Skip every image and restate the data word for word.

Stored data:

####

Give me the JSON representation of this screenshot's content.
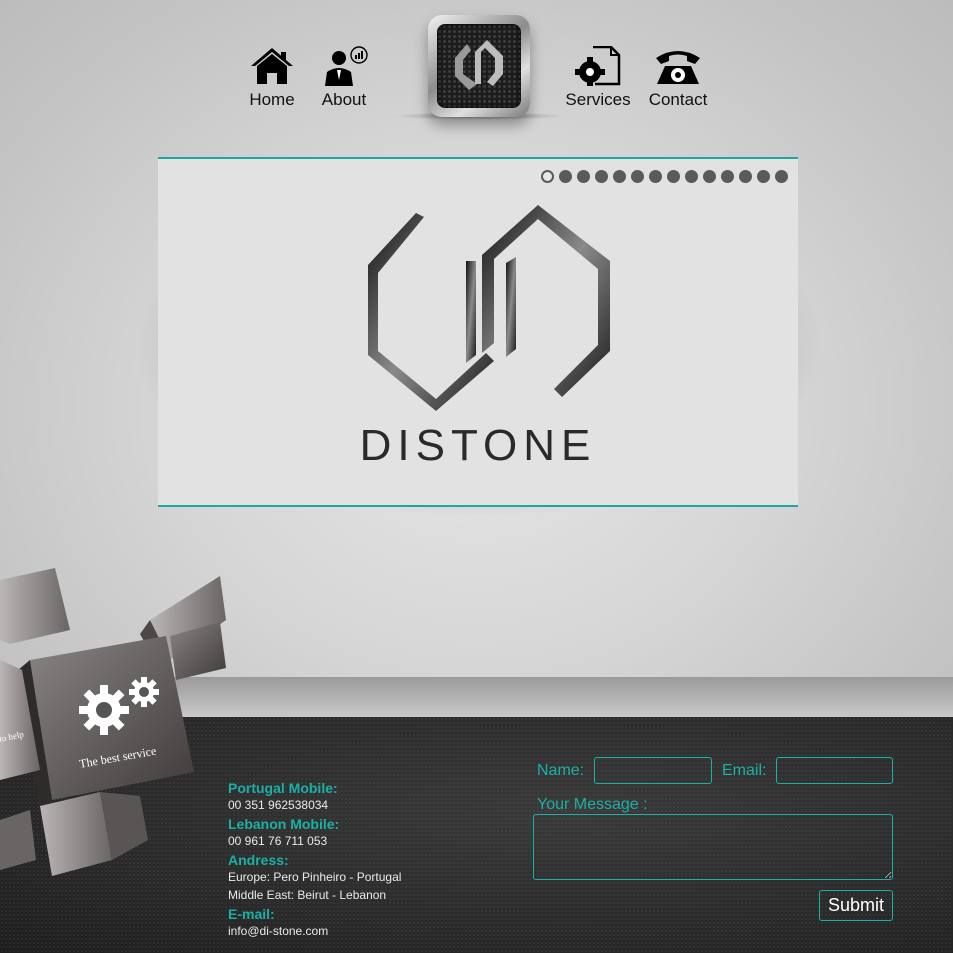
{
  "nav": {
    "items": [
      {
        "label": "Home",
        "icon": "house-icon"
      },
      {
        "label": "About",
        "icon": "person-chart-icon"
      },
      {
        "label": "Services",
        "icon": "gear-document-icon"
      },
      {
        "label": "Contact",
        "icon": "telephone-icon"
      }
    ],
    "logo_icon": "distone-emblem-icon"
  },
  "slider": {
    "brand": "DISTONE",
    "dot_count": 14,
    "active_dot": 1
  },
  "decor": {
    "cube_text": "The best service",
    "cube_text_partial": "to help"
  },
  "contact": {
    "portugal_mobile_label": "Portugal Mobile:",
    "portugal_mobile": "00 351 962538034",
    "lebanon_mobile_label": "Lebanon Mobile:",
    "lebanon_mobile": "00 961 76 711 053",
    "address_label": "Andress:",
    "address_europe": "Europe: Pero Pinheiro - Portugal",
    "address_middle_east": "Middle East: Beirut - Lebanon",
    "email_label": "E-mail:",
    "email": "info@di-stone.com"
  },
  "form": {
    "name_label": "Name:",
    "name_value": "",
    "email_label": "Email:",
    "email_value": "",
    "message_label": "Your Message :",
    "message_value": "",
    "submit_label": "Submit"
  },
  "colors": {
    "accent": "#1ab0a6",
    "slider_bg": "#e2e2e2",
    "footer_bg": "#2a2a2a"
  }
}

####

= TASK ANSWER =
Give me the JSON representation of this screenshot's content.
{
  "nav": {
    "items": [
      {
        "label": "Home",
        "icon": "house-icon"
      },
      {
        "label": "About",
        "icon": "person-chart-icon"
      },
      {
        "label": "Services",
        "icon": "gear-document-icon"
      },
      {
        "label": "Contact",
        "icon": "telephone-icon"
      }
    ],
    "logo_icon": "distone-emblem-icon"
  },
  "slider": {
    "brand": "DISTONE",
    "dot_count": 14,
    "active_dot": 1
  },
  "decor": {
    "cube_text": "The best service",
    "cube_text_partial": "to help"
  },
  "contact": {
    "portugal_mobile_label": "Portugal Mobile:",
    "portugal_mobile": "00 351 962538034",
    "lebanon_mobile_label": "Lebanon Mobile:",
    "lebanon_mobile": "00 961 76 711 053",
    "address_label": "Andress:",
    "address_europe": "Europe: Pero Pinheiro - Portugal",
    "address_middle_east": "Middle East: Beirut - Lebanon",
    "email_label": "E-mail:",
    "email": "info@di-stone.com"
  },
  "form": {
    "name_label": "Name:",
    "name_value": "",
    "email_label": "Email:",
    "email_value": "",
    "message_label": "Your Message :",
    "message_value": "",
    "submit_label": "Submit"
  },
  "colors": {
    "accent": "#1ab0a6",
    "slider_bg": "#e2e2e2",
    "footer_bg": "#2a2a2a"
  }
}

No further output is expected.